# WHAT IS BEING ASKED
Please render everything from the line containing "lakes — [593, 121, 940, 434]" down to the last line of the entries, both ends included, as a Markdown table with the columns Row and Text, leaving out blank lines.

---------- LISTING

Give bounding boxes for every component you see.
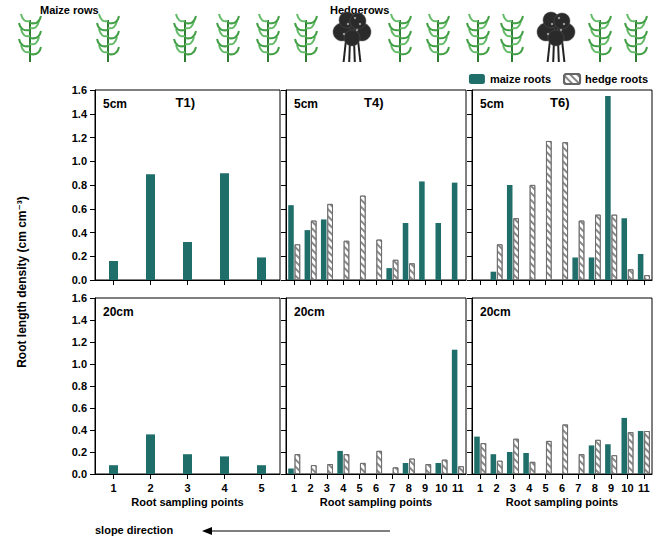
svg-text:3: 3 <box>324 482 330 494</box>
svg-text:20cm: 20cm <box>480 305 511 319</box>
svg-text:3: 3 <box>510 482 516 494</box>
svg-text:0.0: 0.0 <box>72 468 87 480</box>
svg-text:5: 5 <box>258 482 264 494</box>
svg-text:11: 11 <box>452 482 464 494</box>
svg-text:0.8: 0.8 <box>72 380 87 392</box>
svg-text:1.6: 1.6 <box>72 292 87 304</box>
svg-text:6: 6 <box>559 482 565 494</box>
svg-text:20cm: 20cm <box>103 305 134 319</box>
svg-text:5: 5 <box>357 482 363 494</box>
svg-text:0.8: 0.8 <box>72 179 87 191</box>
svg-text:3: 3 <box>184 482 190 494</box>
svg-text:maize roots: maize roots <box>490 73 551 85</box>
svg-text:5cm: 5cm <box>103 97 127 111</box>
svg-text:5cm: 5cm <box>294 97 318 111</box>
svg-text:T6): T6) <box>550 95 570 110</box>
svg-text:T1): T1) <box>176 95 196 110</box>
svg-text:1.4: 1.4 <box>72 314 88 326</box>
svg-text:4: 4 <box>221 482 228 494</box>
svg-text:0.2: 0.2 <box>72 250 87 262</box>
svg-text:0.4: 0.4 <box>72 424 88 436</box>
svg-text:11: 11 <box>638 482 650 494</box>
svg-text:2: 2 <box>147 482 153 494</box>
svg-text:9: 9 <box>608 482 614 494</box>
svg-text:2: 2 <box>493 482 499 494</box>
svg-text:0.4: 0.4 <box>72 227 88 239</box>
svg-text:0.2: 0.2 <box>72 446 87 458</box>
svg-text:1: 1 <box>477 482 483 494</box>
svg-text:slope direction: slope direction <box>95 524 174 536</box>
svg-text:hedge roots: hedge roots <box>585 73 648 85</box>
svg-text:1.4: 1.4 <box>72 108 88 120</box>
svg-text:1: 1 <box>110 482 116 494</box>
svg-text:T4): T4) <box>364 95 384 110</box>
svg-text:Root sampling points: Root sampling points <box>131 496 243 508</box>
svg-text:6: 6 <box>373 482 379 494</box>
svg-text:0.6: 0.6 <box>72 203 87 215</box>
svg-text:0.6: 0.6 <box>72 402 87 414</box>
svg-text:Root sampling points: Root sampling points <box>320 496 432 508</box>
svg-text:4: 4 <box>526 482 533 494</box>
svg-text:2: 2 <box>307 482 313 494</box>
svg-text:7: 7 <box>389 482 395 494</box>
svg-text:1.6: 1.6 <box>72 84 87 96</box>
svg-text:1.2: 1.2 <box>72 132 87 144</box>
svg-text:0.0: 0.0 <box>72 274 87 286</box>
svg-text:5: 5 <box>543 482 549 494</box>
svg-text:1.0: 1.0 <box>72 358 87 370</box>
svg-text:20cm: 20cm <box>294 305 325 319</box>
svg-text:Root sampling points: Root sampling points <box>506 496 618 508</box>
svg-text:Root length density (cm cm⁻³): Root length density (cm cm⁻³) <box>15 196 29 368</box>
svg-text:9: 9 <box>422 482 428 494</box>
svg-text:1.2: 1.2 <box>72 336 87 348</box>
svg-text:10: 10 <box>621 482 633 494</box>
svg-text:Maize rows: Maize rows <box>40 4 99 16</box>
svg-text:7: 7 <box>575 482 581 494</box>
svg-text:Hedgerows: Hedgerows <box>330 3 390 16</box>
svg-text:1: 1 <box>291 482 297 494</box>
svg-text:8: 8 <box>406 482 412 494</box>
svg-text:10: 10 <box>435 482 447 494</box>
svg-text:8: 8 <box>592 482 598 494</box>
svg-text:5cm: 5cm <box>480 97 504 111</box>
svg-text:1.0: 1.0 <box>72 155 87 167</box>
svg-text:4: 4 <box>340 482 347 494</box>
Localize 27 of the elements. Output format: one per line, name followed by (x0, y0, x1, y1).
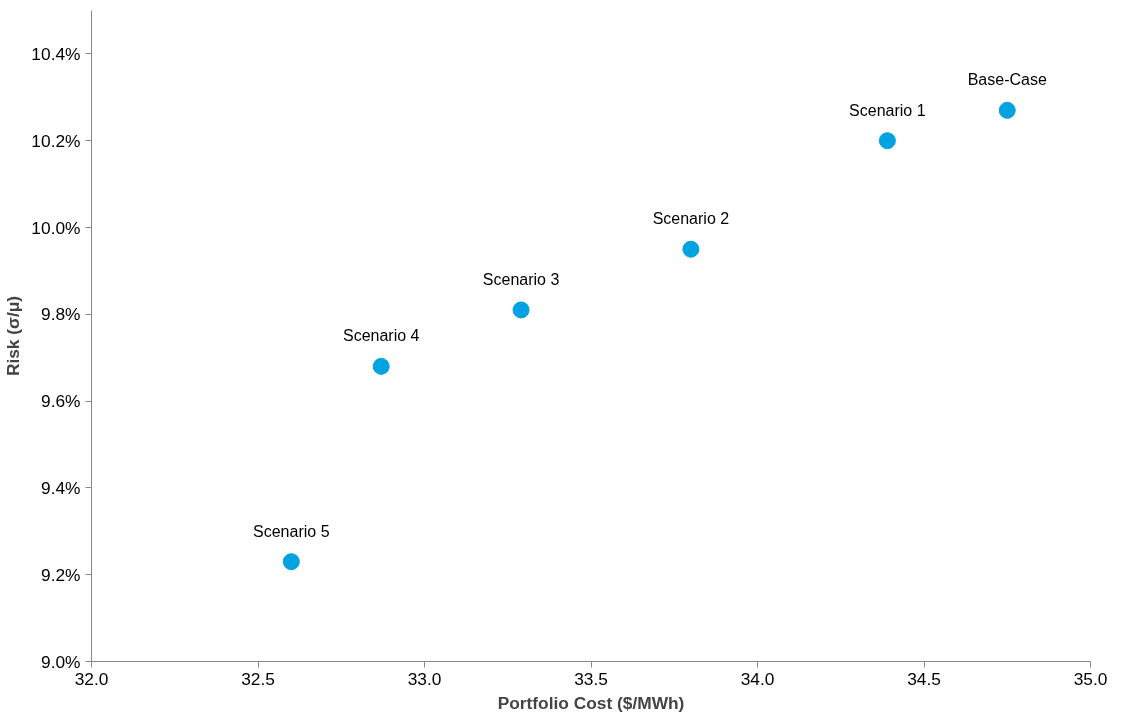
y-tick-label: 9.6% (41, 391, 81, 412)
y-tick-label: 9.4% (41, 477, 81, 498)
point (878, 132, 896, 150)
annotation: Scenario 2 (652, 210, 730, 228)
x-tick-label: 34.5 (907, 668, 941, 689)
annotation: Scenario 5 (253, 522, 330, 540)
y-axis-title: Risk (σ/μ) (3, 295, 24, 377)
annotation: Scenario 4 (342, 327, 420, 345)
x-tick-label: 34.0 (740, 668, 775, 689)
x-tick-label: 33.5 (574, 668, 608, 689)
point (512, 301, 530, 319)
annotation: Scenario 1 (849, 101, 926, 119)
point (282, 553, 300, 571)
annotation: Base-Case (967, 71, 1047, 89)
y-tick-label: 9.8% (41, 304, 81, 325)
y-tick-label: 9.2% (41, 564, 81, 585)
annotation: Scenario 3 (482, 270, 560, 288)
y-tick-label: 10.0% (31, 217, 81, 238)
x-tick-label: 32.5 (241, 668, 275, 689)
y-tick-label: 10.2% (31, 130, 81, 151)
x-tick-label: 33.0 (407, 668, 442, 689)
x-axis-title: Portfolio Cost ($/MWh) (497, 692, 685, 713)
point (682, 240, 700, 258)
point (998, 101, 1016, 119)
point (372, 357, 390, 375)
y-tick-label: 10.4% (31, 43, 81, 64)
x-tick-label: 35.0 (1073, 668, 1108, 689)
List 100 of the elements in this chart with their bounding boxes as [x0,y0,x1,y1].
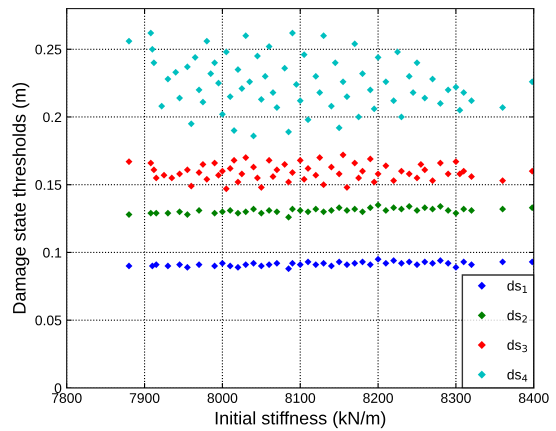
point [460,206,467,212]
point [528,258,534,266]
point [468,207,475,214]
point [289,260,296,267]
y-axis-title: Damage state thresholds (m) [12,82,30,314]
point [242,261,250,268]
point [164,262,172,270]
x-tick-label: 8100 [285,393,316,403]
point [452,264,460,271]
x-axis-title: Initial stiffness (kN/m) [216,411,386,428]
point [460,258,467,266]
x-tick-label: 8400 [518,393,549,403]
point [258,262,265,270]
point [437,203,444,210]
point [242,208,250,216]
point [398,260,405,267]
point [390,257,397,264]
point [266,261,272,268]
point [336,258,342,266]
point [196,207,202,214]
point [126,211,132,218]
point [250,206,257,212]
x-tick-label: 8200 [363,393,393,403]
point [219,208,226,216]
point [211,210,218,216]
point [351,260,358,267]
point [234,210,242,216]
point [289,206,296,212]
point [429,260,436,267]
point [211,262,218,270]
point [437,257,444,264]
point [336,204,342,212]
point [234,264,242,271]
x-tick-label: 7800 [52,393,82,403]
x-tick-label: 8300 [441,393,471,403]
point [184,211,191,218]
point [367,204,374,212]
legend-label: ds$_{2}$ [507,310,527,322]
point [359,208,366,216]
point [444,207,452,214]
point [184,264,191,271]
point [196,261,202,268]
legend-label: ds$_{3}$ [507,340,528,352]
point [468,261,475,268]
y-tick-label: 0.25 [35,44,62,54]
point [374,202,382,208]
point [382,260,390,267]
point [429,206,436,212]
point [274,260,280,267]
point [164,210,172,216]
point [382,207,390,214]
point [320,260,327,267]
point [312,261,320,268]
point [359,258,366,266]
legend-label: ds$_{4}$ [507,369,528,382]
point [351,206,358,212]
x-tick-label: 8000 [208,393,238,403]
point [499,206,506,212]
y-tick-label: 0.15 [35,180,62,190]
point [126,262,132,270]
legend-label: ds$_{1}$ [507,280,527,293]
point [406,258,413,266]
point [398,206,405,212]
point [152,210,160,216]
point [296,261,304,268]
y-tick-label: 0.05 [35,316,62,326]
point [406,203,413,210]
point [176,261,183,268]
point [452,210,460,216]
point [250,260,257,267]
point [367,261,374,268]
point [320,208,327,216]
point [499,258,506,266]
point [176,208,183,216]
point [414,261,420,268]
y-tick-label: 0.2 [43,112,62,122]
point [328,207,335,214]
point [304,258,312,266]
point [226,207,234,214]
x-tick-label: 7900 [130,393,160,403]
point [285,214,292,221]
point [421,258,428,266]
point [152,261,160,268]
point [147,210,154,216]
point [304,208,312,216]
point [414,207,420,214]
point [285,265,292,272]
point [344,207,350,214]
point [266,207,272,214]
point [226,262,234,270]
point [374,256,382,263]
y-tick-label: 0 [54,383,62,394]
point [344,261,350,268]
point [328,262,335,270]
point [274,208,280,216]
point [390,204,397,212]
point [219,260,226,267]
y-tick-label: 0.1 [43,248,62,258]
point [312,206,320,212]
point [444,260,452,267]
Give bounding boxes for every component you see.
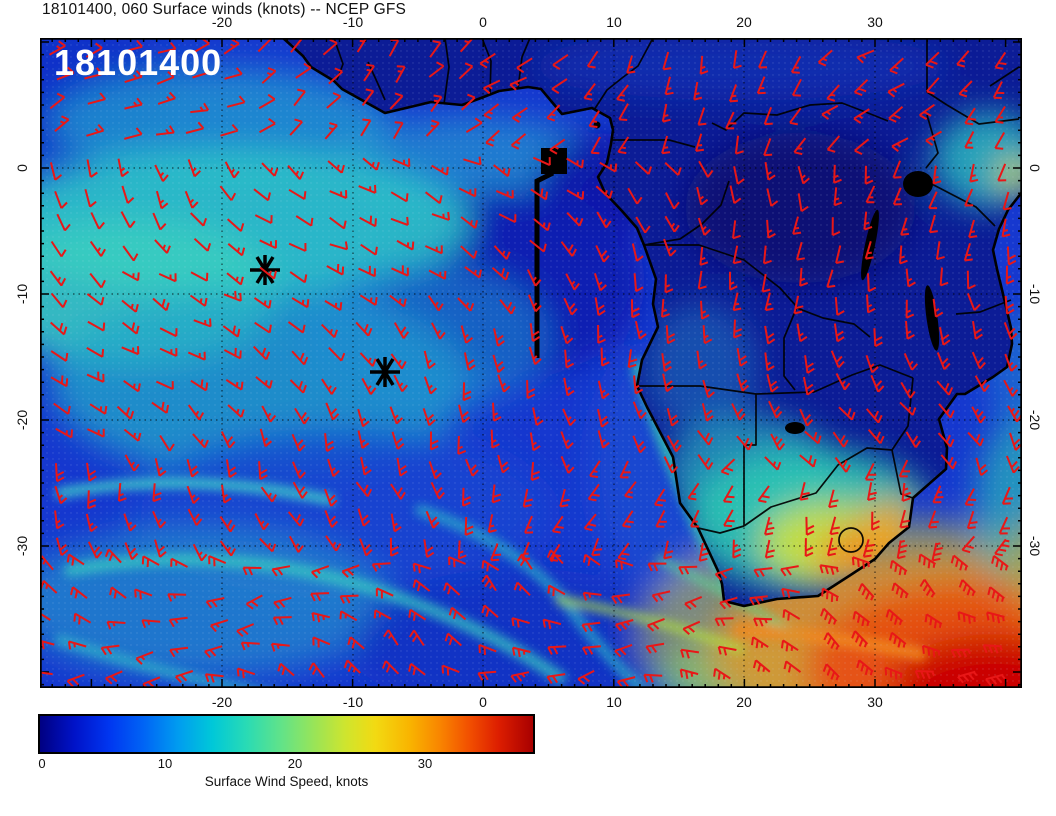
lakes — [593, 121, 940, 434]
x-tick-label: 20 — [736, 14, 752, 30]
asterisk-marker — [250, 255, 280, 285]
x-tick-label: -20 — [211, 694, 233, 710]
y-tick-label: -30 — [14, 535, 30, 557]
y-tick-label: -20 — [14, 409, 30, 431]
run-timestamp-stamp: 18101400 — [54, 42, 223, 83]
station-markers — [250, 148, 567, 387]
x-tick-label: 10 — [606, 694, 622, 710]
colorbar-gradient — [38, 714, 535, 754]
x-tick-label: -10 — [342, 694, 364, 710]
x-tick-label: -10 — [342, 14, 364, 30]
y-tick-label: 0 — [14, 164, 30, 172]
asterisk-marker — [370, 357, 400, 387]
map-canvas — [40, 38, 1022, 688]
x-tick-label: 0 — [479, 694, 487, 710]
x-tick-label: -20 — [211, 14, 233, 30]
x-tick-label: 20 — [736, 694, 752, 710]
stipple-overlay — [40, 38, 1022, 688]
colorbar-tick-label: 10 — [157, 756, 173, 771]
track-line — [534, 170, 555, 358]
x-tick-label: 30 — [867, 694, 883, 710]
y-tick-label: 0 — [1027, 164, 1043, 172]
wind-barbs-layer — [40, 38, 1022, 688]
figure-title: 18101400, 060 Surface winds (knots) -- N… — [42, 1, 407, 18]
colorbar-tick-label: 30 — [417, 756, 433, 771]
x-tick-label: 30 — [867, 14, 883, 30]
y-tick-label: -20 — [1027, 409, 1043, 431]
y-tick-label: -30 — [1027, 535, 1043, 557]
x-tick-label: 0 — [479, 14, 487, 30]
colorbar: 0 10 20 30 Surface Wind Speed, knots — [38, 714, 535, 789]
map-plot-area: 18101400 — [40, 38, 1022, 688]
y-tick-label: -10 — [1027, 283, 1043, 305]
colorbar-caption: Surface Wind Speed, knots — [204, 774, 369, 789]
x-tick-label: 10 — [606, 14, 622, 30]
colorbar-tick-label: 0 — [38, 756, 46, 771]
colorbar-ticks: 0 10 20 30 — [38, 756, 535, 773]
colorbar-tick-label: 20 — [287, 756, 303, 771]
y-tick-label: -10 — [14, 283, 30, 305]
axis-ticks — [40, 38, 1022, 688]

--------------------

# FINISHED TASK
| Row | Text |
|---|---|
| 1 | lakes — [593, 121, 940, 434] |
| 2 | x-tick-label: 20 — [736, 14, 752, 30] |
| 3 | asterisk-marker — [250, 255, 280, 285] |
| 4 | x-tick-label: -20 — [211, 694, 233, 710] |
| 5 | y-tick-label: -30 — [14, 535, 30, 557] |
| 6 | y-tick-label: -20 — [14, 409, 30, 431] |
| 7 | run-timestamp-stamp: 18101400 — [54, 42, 223, 83] |
| 8 | station-markers — [250, 148, 567, 387] |
| 9 | x-tick-label: 10 — [606, 694, 622, 710] |
| 10 | colorbar-gradient — [38, 714, 535, 754] |
| 11 | x-tick-label: -10 — [342, 694, 364, 710] |
| 12 | x-tick-label: -10 — [342, 14, 364, 30] |
| 13 | y-tick-label: 0 — [14, 164, 30, 172] |
| 14 | asterisk-marker — [370, 357, 400, 387] |
| 15 | map-canvas — [40, 38, 1022, 688] |
| 16 | x-tick-label: 0 — [479, 694, 487, 710] |
| 17 | x-tick-label: -20 — [211, 14, 233, 30] |
| 18 | x-tick-label: 20 — [736, 694, 752, 710] |
| 19 | stipple-overlay — [40, 38, 1022, 688] |
| 20 | colorbar-tick-label: 10 — [157, 756, 173, 771] |
| 21 | track-line — [534, 170, 555, 358] |
| 22 | x-tick-label: 30 — [867, 694, 883, 710] |
| 23 | y-tick-label: 0 — [1027, 164, 1043, 172] |
| 24 | wind-barbs-layer — [40, 38, 1022, 688] |
| 25 | figure-title: 18101400, 060 Surface winds (knots) -- N… — [42, 1, 407, 18] |
| 26 | colorbar-tick-label: 30 — [417, 756, 433, 771] |
| 27 | x-tick-label: 30 — [867, 14, 883, 30] |
| 28 | y-tick-label: -20 — [1027, 409, 1043, 431] |
| 29 | y-tick-label: -30 — [1027, 535, 1043, 557] |
| 30 | x-tick-label: 0 — [479, 14, 487, 30] |
| 31 | colorbar: 0 10 20 30 Surface Wind Speed, knots — [38, 714, 535, 789] |
| 32 | map-plot-area: 18101400 — [40, 38, 1022, 688] |
| 33 | y-tick-label: -10 — [1027, 283, 1043, 305] |
| 34 | colorbar-caption: Surface Wind Speed, knots — [204, 774, 369, 789] |
| 35 | x-tick-label: 10 — [606, 14, 622, 30] |
| 36 | colorbar-tick-label: 0 — [38, 756, 46, 771] |
| 37 | colorbar-ticks: 0 10 20 30 — [38, 756, 535, 773] |
| 38 | colorbar-tick-label: 20 — [287, 756, 303, 771] |
| 39 | y-tick-label: -10 — [14, 283, 30, 305] |
| 40 | axis-ticks — [40, 38, 1022, 688] |